I noticed that Valerie's voice was changed, and I'm glad. Whenever I listened to the Kidsboro episodes I always got her and Jill mixed up. There were literally times where my whole understanding of the episode was messed up because I thought Jill was Valerie. And since Olivia and Valerie had a couple exchanges, it was good that the actress was switched to avoid more confusion. In addition, I think the voice change was good for Valerie; she now sounds more like the popular "chick" girl that she is described as being. In my opinion, she sounds more obnoxious and full of herself than she did before. ;)

I loved Mr. Parker's character in this episode. As usual, the actor pulled off the perfect husband and father voice, and as a result, I really felt for him the entire episode. His reactions and emotions were so genuine, and I was annoyed together with him when he missed "one of the best games in professional football history." I thought he handled his anger quite well, though--better than I would have in his situation. And I liked how he still maintained his role of leadership in the home by making all the decisions.

I didn't know that running a salon would be particularly of interest to a European grandmother, but go figure. It certainly made for an entertaining side of the show. I thought Mrs. Parker and Mrs. Ortega were really in character throughout the whole thing. All of the actors and actresses did amazing jobs.

So I really, really liked this episode, as you can see. Unlike Wooton Knows Best, I didn't even have a single complaint (unless you count Olivia's over-expressiveness). I don't think this one had as strong of a moral as Wooton Knows Best did, but it definitely surpassed it in entertainment and cleverness value. I learned from the episode, which is not a very common occurrence in Odyssey episodes, so I don't think I can give the episode any lower of a rating than I gave Wooton Knows Best. I really feel like this episode deserves a 9.5/10 just like its predecessor.

Thank you for reading! I really love reading your comments, so if you have something to say, please say it! And be sure to come back next week when I review Forgiving More...Or Less.

TASK PROMPT: Repeat everything in the episode review from "I didn't know" down to "like its predecessor.", word for word.

ROWS:
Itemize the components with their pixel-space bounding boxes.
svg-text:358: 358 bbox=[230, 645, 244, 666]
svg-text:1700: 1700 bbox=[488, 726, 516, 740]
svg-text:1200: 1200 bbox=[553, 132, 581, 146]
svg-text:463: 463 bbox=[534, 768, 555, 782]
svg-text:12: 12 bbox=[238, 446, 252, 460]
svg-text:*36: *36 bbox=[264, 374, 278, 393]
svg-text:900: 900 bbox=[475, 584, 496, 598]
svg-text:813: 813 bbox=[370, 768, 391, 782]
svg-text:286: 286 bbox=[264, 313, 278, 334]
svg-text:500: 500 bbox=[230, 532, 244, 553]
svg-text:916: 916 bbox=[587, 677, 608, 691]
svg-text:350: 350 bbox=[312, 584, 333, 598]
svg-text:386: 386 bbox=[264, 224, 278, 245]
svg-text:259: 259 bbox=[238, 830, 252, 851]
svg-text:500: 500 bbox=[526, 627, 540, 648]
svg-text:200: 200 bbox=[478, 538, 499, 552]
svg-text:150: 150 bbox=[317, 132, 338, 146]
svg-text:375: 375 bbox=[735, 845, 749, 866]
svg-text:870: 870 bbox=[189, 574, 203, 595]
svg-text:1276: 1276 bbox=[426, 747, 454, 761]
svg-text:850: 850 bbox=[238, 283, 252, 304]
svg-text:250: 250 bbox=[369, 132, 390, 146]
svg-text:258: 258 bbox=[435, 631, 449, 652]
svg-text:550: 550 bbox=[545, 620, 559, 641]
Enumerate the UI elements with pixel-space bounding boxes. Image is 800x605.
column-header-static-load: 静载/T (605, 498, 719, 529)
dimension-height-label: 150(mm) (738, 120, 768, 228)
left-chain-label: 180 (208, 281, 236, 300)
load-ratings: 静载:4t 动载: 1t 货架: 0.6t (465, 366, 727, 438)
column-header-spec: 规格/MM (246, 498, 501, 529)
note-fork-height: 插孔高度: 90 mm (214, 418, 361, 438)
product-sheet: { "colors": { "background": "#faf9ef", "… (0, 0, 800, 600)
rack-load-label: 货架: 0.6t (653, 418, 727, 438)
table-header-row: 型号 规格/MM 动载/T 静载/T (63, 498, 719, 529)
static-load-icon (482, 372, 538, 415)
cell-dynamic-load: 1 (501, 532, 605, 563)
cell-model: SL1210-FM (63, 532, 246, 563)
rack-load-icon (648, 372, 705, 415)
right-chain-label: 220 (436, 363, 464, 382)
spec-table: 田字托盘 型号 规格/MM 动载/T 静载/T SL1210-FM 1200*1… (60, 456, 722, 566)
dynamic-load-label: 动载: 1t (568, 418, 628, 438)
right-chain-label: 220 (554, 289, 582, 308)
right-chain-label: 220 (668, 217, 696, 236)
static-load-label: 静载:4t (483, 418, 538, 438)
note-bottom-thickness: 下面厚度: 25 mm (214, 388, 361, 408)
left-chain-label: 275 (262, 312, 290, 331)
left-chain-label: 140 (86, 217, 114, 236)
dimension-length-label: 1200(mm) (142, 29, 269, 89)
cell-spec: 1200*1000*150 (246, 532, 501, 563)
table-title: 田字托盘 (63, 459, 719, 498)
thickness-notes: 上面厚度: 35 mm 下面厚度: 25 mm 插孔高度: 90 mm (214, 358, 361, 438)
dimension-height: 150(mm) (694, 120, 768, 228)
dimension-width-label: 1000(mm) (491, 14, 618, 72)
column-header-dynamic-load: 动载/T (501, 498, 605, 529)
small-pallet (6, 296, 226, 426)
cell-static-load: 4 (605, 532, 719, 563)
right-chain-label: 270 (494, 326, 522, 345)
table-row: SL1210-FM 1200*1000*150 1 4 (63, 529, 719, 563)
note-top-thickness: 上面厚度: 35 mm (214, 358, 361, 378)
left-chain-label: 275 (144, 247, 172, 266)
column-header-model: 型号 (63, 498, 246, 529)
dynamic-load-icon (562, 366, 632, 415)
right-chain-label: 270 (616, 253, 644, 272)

RESULT:
I didn't know that running a salon would be particularly of interest to a European grandmother, but go figure. It certainly made for an entertaining side of the show. I thought Mrs. Parker and Mrs. Ortega were really in character throughout the whole thing. All of the actors and actresses did amazing jobs.

So I really, really liked this episode, as you can see. Unlike Wooton Knows Best, I didn't even have a single complaint (unless you count Olivia's over-expressiveness). I don't think this one had as strong of a moral as Wooton Knows Best did, but it definitely surpassed it in entertainment and cleverness value. I learned from the episode, which is not a very common occurrence in Odyssey episodes, so I don't think I can give the episode any lower of a rating than I gave Wooton Knows Best. I really feel like this episode deserves a 9.5/10 just like its predecessor.